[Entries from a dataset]
***

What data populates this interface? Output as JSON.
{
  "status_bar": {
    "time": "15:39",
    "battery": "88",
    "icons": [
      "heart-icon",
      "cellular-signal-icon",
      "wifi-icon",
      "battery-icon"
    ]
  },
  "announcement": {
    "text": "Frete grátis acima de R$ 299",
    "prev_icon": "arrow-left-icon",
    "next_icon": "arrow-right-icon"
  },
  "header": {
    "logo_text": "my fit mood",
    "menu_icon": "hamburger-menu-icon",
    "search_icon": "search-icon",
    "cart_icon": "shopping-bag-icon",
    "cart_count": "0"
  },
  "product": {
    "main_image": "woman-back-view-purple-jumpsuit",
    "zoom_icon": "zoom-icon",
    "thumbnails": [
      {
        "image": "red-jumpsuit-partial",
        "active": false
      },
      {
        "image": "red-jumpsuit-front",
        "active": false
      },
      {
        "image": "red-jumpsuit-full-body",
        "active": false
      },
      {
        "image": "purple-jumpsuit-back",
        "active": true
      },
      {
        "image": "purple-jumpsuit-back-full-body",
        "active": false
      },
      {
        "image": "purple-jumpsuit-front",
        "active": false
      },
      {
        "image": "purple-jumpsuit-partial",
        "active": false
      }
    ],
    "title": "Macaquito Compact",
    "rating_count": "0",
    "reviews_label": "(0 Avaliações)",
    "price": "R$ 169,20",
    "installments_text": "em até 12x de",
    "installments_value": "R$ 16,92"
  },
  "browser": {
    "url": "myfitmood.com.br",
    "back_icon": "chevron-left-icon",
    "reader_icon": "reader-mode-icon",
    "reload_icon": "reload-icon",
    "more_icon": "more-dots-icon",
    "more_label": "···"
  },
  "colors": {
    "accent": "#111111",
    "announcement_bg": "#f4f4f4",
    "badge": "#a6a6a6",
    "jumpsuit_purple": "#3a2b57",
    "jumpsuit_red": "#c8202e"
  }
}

***

Aim of the exercise: Each record should come back exactly as written.

Answer to the exercise:
What data populates this interface? Output as JSON.
{
  "status_bar": {
    "time": "15:39",
    "battery": "88",
    "icons": [
      "heart-icon",
      "cellular-signal-icon",
      "wifi-icon",
      "battery-icon"
    ]
  },
  "announcement": {
    "text": "Frete grátis acima de R$ 299",
    "prev_icon": "arrow-left-icon",
    "next_icon": "arrow-right-icon"
  },
  "header": {
    "logo_text": "my fit mood",
    "menu_icon": "hamburger-menu-icon",
    "search_icon": "search-icon",
    "cart_icon": "shopping-bag-icon",
    "cart_count": "0"
  },
  "product": {
    "main_image": "woman-back-view-purple-jumpsuit",
    "zoom_icon": "zoom-icon",
    "thumbnails": [
      {
        "image": "red-jumpsuit-partial",
        "active": false
      },
      {
        "image": "red-jumpsuit-front",
        "active": false
      },
      {
        "image": "red-jumpsuit-full-body",
        "active": false
      },
      {
        "image": "purple-jumpsuit-back",
        "active": true
      },
      {
        "image": "purple-jumpsuit-back-full-body",
        "active": false
      },
      {
        "image": "purple-jumpsuit-front",
        "active": false
      },
      {
        "image": "purple-jumpsuit-partial",
        "active": false
      }
    ],
    "title": "Macaquito Compact",
    "rating_count": "0",
    "reviews_label": "(0 Avaliações)",
    "price": "R$ 169,20",
    "installments_text": "em até 12x de",
    "installments_value": "R$ 16,92"
  },
  "browser": {
    "url": "myfitmood.com.br",
    "back_icon": "chevron-left-icon",
    "reader_icon": "reader-mode-icon",
    "reload_icon": "reload-icon",
    "more_icon": "more-dots-icon",
    "more_label": "···"
  },
  "colors": {
    "accent": "#111111",
    "announcement_bg": "#f4f4f4",
    "badge": "#a6a6a6",
    "jumpsuit_purple": "#3a2b57",
    "jumpsuit_red": "#c8202e"
  }
}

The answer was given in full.